[Dataset listings of figures]
· · ·
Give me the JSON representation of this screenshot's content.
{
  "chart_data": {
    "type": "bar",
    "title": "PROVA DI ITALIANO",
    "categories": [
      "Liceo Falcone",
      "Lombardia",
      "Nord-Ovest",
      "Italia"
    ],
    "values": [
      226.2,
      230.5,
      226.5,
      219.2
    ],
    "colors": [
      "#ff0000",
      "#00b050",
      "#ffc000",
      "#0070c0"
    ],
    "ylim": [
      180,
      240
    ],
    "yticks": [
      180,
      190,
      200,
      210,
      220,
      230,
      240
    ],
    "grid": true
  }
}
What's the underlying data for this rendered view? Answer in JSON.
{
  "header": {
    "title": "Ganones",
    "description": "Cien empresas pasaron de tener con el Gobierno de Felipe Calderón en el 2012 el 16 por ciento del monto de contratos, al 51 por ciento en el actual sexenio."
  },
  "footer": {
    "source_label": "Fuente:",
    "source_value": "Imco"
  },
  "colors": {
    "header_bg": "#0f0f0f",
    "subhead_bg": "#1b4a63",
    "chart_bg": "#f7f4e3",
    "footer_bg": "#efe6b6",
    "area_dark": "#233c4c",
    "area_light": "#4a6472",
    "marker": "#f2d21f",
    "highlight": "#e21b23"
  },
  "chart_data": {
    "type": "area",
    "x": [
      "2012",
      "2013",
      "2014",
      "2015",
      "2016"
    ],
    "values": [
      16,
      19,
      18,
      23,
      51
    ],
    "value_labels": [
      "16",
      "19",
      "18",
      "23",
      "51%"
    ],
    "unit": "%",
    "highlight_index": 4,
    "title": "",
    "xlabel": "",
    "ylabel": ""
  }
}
· · ·
What is asked: Copy exactly, and only, the lines from the one containing "What's the underlying" through the last line of the listing.

Response for this exercise:
What's the underlying data for this rendered view? Answer in JSON.
{
  "header": {
    "title": "Ganones",
    "description": "Cien empresas pasaron de tener con el Gobierno de Felipe Calderón en el 2012 el 16 por ciento del monto de contratos, al 51 por ciento en el actual sexenio."
  },
  "footer": {
    "source_label": "Fuente:",
    "source_value": "Imco"
  },
  "colors": {
    "header_bg": "#0f0f0f",
    "subhead_bg": "#1b4a63",
    "chart_bg": "#f7f4e3",
    "footer_bg": "#efe6b6",
    "area_dark": "#233c4c",
    "area_light": "#4a6472",
    "marker": "#f2d21f",
    "highlight": "#e21b23"
  },
  "chart_data": {
    "type": "area",
    "x": [
      "2012",
      "2013",
      "2014",
      "2015",
      "2016"
    ],
    "values": [
      16,
      19,
      18,
      23,
      51
    ],
    "value_labels": [
      "16",
      "19",
      "18",
      "23",
      "51%"
    ],
    "unit": "%",
    "highlight_index": 4,
    "title": "",
    "xlabel": "",
    "ylabel": ""
  }
}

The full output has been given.